Problem description – Go through the entries and transcribe each one exactly, dropping the pictures.

>> Start Data provided

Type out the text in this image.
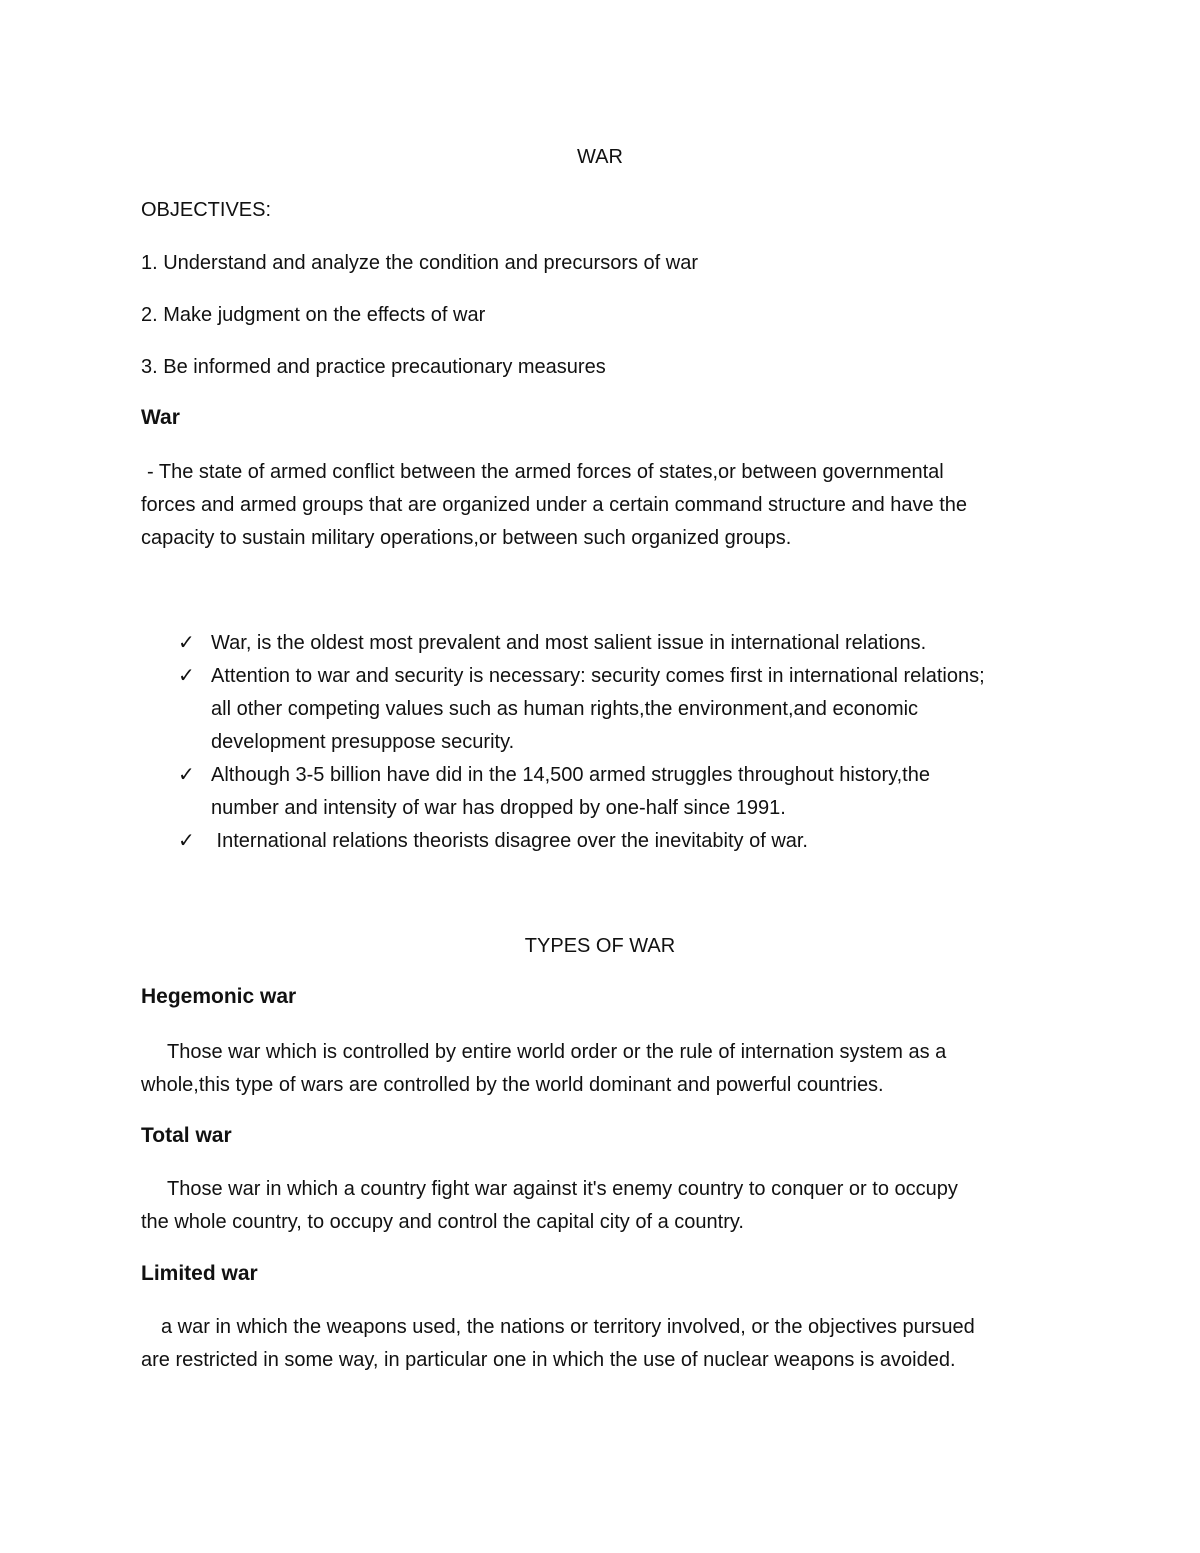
WAR
OBJECTIVES:
1. Understand and analyze the condition and precursors of war
2. Make judgment on the effects of war
3. Be informed and practice precautionary measures
War
- The state of armed conflict between the armed forces of states,or between governmental
forces and armed groups that are organized under a certain command structure and have the
capacity to sustain military operations,or between such organized groups.
✓ War, is the oldest most prevalent and most salient issue in international relations.
✓ Attention to war and security is necessary: security comes first in international relations;
all other competing values such as human rights,the environment,and economic
development presuppose security.
✓ Although 3-5 billion have did in the 14,500 armed struggles throughout history,the
number and intensity of war has dropped by one-half since 1991.
✓ International relations theorists disagree over the inevitabity of war.
TYPES OF WAR
Hegemonic war
Those war which is controlled by entire world order or the rule of internation system as a
whole,this type of wars are controlled by the world dominant and powerful countries.
Total war
Those war in which a country fight war against it's enemy country to conquer or to occupy
the whole country, to occupy and control the capital city of a country.
Limited war
a war in which the weapons used, the nations or territory involved, or the objectives pursued
are restricted in some way, in particular one in which the use of nuclear weapons is avoided.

>> End Data provided

Response –
Type out the text in this image.
WAR
OBJECTIVES:
1. Understand and analyze the condition and precursors of war
2. Make judgment on the effects of war
3. Be informed and practice precautionary measures
War
- The state of armed conflict between the armed forces of states,or between governmental
forces and armed groups that are organized under a certain command structure and have the
capacity to sustain military operations,or between such organized groups.
✓ War, is the oldest most prevalent and most salient issue in international relations.
✓ Attention to war and security is necessary: security comes first in international relations;
all other competing values such as human rights,the environment,and economic
development presuppose security.
✓ Although 3-5 billion have did in the 14,500 armed struggles throughout history,the
number and intensity of war has dropped by one-half since 1991.
✓ International relations theorists disagree over the inevitabity of war.
TYPES OF WAR
Hegemonic war
Those war which is controlled by entire world order or the rule of internation system as a
whole,this type of wars are controlled by the world dominant and powerful countries.
Total war
Those war in which a country fight war against it's enemy country to conquer or to occupy
the whole country, to occupy and control the capital city of a country.
Limited war
a war in which the weapons used, the nations or territory involved, or the objectives pursued
are restricted in some way, in particular one in which the use of nuclear weapons is avoided.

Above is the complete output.